_Short problem_
Look at the entries below and reproduce them exactly.

* Begin Material provided *

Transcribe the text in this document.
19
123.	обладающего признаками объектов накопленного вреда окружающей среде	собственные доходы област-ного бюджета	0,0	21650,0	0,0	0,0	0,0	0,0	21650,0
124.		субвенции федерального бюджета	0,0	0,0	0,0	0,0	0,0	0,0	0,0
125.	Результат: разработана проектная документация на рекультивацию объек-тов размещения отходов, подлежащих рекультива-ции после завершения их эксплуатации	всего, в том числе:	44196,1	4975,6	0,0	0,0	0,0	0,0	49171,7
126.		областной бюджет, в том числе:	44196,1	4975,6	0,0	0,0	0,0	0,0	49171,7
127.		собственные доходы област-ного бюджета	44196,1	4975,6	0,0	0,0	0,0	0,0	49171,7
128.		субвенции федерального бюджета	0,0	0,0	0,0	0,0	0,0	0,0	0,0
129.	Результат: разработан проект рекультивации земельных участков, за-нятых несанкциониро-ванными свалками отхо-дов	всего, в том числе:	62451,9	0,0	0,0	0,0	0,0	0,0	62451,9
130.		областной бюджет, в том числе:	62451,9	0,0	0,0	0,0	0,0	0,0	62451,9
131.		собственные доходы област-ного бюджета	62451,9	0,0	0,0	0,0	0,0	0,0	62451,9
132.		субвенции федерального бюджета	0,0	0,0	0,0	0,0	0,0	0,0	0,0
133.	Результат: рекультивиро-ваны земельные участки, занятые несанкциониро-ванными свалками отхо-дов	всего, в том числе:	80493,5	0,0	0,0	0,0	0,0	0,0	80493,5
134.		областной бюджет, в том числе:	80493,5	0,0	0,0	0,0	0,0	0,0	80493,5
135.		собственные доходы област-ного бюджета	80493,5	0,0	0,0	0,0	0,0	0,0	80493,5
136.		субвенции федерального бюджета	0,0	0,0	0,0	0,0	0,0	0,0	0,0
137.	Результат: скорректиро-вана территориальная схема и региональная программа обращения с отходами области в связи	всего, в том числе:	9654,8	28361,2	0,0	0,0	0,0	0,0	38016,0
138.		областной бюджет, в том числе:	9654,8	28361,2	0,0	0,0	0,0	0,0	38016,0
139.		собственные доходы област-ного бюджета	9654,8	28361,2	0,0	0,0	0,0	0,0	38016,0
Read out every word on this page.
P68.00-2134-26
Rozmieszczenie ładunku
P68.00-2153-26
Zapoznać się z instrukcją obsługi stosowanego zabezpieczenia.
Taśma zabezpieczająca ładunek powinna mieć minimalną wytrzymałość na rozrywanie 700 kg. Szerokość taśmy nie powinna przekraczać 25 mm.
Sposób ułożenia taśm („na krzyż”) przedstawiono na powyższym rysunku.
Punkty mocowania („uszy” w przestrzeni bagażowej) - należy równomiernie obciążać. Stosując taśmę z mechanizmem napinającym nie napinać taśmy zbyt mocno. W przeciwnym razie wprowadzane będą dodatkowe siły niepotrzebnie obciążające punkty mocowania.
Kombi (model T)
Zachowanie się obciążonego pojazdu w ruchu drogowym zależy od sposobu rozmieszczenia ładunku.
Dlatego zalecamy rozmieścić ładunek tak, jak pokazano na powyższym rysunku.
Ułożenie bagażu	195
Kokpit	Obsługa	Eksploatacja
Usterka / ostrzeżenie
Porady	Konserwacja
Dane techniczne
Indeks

* End Material provided *

_Task solution_
Transcribe the text in this document.
19
123.	обладающего признаками объектов накопленного вреда окружающей среде	собственные доходы област-ного бюджета	0,0	21650,0	0,0	0,0	0,0	0,0	21650,0
124.		субвенции федерального бюджета	0,0	0,0	0,0	0,0	0,0	0,0	0,0
125.	Результат: разработана проектная документация на рекультивацию объек-тов размещения отходов, подлежащих рекультива-ции после завершения их эксплуатации	всего, в том числе:	44196,1	4975,6	0,0	0,0	0,0	0,0	49171,7
126.		областной бюджет, в том числе:	44196,1	4975,6	0,0	0,0	0,0	0,0	49171,7
127.		собственные доходы област-ного бюджета	44196,1	4975,6	0,0	0,0	0,0	0,0	49171,7
128.		субвенции федерального бюджета	0,0	0,0	0,0	0,0	0,0	0,0	0,0
129.	Результат: разработан проект рекультивации земельных участков, за-нятых несанкциониро-ванными свалками отхо-дов	всего, в том числе:	62451,9	0,0	0,0	0,0	0,0	0,0	62451,9
130.		областной бюджет, в том числе:	62451,9	0,0	0,0	0,0	0,0	0,0	62451,9
131.		собственные доходы област-ного бюджета	62451,9	0,0	0,0	0,0	0,0	0,0	62451,9
132.		субвенции федерального бюджета	0,0	0,0	0,0	0,0	0,0	0,0	0,0
133.	Результат: рекультивиро-ваны земельные участки, занятые несанкциониро-ванными свалками отхо-дов	всего, в том числе:	80493,5	0,0	0,0	0,0	0,0	0,0	80493,5
134.		областной бюджет, в том числе:	80493,5	0,0	0,0	0,0	0,0	0,0	80493,5
135.		собственные доходы област-ного бюджета	80493,5	0,0	0,0	0,0	0,0	0,0	80493,5
136.		субвенции федерального бюджета	0,0	0,0	0,0	0,0	0,0	0,0	0,0
137.	Результат: скорректиро-вана территориальная схема и региональная программа обращения с отходами области в связи	всего, в том числе:	9654,8	28361,2	0,0	0,0	0,0	0,0	38016,0
138.		областной бюджет, в том числе:	9654,8	28361,2	0,0	0,0	0,0	0,0	38016,0
139.		собственные доходы област-ного бюджета	9654,8	28361,2	0,0	0,0	0,0	0,0	38016,0
Read out every word on this page.
P68.00-2134-26
Rozmieszczenie ładunku
P68.00-2153-26
Zapoznać się z instrukcją obsługi stosowanego zabezpieczenia.
Taśma zabezpieczająca ładunek powinna mieć minimalną wytrzymałość na rozrywanie 700 kg. Szerokość taśmy nie powinna przekraczać 25 mm.
Sposób ułożenia taśm („na krzyż”) przedstawiono na powyższym rysunku.
Punkty mocowania („uszy” w przestrzeni bagażowej) - należy równomiernie obciążać. Stosując taśmę z mechanizmem napinającym nie napinać taśmy zbyt mocno. W przeciwnym razie wprowadzane będą dodatkowe siły niepotrzebnie obciążające punkty mocowania.
Kombi (model T)
Zachowanie się obciążonego pojazdu w ruchu drogowym zależy od sposobu rozmieszczenia ładunku.
Dlatego zalecamy rozmieścić ładunek tak, jak pokazano na powyższym rysunku.
Ułożenie bagażu	195
Kokpit	Obsługa	Eksploatacja
Usterka / ostrzeżenie
Porady	Konserwacja
Dane techniczne
Indeks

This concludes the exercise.